> _SET PROBLEM_: Copy out every record below with complete accuracy.
==================================================
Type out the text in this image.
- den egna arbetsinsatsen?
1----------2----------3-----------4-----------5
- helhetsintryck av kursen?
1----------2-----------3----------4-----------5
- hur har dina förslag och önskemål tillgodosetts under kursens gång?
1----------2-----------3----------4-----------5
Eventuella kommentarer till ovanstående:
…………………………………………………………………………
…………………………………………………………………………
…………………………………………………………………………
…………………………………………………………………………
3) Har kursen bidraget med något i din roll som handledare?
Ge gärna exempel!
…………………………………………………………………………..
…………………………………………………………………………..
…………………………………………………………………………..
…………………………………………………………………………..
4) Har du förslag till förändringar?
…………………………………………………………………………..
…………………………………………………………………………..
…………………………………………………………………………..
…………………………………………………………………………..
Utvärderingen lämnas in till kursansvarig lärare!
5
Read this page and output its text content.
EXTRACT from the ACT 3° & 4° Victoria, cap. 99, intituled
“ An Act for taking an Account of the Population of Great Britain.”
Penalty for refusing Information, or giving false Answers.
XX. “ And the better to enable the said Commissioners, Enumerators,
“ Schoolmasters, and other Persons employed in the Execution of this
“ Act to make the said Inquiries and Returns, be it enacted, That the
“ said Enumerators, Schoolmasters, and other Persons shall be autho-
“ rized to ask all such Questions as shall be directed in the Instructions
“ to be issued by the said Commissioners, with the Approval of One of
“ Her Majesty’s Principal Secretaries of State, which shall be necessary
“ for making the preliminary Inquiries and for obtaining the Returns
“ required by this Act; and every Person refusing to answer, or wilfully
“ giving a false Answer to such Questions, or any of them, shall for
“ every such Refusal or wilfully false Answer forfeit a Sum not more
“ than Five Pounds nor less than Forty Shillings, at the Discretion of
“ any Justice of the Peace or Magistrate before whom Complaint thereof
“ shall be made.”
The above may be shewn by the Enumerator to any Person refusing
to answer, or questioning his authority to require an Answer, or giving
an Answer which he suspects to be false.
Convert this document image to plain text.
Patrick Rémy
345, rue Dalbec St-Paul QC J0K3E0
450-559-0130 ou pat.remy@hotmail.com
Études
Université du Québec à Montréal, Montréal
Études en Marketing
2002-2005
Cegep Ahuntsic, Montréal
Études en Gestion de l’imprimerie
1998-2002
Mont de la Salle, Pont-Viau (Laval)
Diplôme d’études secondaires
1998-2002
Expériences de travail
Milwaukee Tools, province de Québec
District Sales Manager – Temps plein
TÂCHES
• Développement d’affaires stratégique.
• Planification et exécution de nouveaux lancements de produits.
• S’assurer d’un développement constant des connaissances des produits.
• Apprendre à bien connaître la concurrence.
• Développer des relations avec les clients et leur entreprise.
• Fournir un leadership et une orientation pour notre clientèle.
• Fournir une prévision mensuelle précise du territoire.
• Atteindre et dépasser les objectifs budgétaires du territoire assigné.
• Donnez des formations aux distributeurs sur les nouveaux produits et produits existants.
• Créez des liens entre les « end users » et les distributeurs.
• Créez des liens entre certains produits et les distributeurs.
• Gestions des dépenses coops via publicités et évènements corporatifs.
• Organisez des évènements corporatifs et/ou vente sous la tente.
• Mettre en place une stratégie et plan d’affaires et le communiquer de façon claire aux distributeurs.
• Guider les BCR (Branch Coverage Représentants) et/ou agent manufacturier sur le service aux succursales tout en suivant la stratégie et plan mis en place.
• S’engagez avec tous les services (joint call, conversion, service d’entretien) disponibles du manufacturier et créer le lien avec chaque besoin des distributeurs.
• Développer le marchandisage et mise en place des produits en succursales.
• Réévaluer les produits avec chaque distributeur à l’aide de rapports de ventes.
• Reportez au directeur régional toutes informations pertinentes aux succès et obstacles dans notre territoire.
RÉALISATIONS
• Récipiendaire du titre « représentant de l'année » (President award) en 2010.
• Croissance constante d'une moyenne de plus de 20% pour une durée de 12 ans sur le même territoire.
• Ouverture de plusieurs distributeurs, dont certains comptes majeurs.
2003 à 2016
==================================================
> _ANSWER TO THE PROBLEM_:
Type out the text in this image.
- den egna arbetsinsatsen?
1----------2----------3-----------4-----------5
- helhetsintryck av kursen?
1----------2-----------3----------4-----------5
- hur har dina förslag och önskemål tillgodosetts under kursens gång?
1----------2-----------3----------4-----------5
Eventuella kommentarer till ovanstående:
…………………………………………………………………………
…………………………………………………………………………
…………………………………………………………………………
…………………………………………………………………………
3) Har kursen bidraget med något i din roll som handledare?
Ge gärna exempel!
…………………………………………………………………………..
…………………………………………………………………………..
…………………………………………………………………………..
…………………………………………………………………………..
4) Har du förslag till förändringar?
…………………………………………………………………………..
…………………………………………………………………………..
…………………………………………………………………………..
…………………………………………………………………………..
Utvärderingen lämnas in till kursansvarig lärare!
5
Read this page and output its text content.
EXTRACT from the ACT 3° & 4° Victoria, cap. 99, intituled
“ An Act for taking an Account of the Population of Great Britain.”
Penalty for refusing Information, or giving false Answers.
XX. “ And the better to enable the said Commissioners, Enumerators,
“ Schoolmasters, and other Persons employed in the Execution of this
“ Act to make the said Inquiries and Returns, be it enacted, That the
“ said Enumerators, Schoolmasters, and other Persons shall be autho-
“ rized to ask all such Questions as shall be directed in the Instructions
“ to be issued by the said Commissioners, with the Approval of One of
“ Her Majesty’s Principal Secretaries of State, which shall be necessary
“ for making the preliminary Inquiries and for obtaining the Returns
“ required by this Act; and every Person refusing to answer, or wilfully
“ giving a false Answer to such Questions, or any of them, shall for
“ every such Refusal or wilfully false Answer forfeit a Sum not more
“ than Five Pounds nor less than Forty Shillings, at the Discretion of
“ any Justice of the Peace or Magistrate before whom Complaint thereof
“ shall be made.”
The above may be shewn by the Enumerator to any Person refusing
to answer, or questioning his authority to require an Answer, or giving
an Answer which he suspects to be false.
Convert this document image to plain text.
Patrick Rémy
345, rue Dalbec St-Paul QC J0K3E0
450-559-0130 ou pat.remy@hotmail.com
Études
Université du Québec à Montréal, Montréal
Études en Marketing
2002-2005
Cegep Ahuntsic, Montréal
Études en Gestion de l’imprimerie
1998-2002
Mont de la Salle, Pont-Viau (Laval)
Diplôme d’études secondaires
1998-2002
Expériences de travail
Milwaukee Tools, province de Québec
District Sales Manager – Temps plein
TÂCHES
• Développement d’affaires stratégique.
• Planification et exécution de nouveaux lancements de produits.
• S’assurer d’un développement constant des connaissances des produits.
• Apprendre à bien connaître la concurrence.
• Développer des relations avec les clients et leur entreprise.
• Fournir un leadership et une orientation pour notre clientèle.
• Fournir une prévision mensuelle précise du territoire.
• Atteindre et dépasser les objectifs budgétaires du territoire assigné.
• Donnez des formations aux distributeurs sur les nouveaux produits et produits existants.
• Créez des liens entre les « end users » et les distributeurs.
• Créez des liens entre certains produits et les distributeurs.
• Gestions des dépenses coops via publicités et évènements corporatifs.
• Organisez des évènements corporatifs et/ou vente sous la tente.
• Mettre en place une stratégie et plan d’affaires et le communiquer de façon claire aux distributeurs.
• Guider les BCR (Branch Coverage Représentants) et/ou agent manufacturier sur le service aux succursales tout en suivant la stratégie et plan mis en place.
• S’engagez avec tous les services (joint call, conversion, service d’entretien) disponibles du manufacturier et créer le lien avec chaque besoin des distributeurs.
• Développer le marchandisage et mise en place des produits en succursales.
• Réévaluer les produits avec chaque distributeur à l’aide de rapports de ventes.
• Reportez au directeur régional toutes informations pertinentes aux succès et obstacles dans notre territoire.
RÉALISATIONS
• Récipiendaire du titre « représentant de l'année » (President award) en 2010.
• Croissance constante d'une moyenne de plus de 20% pour une durée de 12 ans sur le même territoire.
• Ouverture de plusieurs distributeurs, dont certains comptes majeurs.
2003 à 2016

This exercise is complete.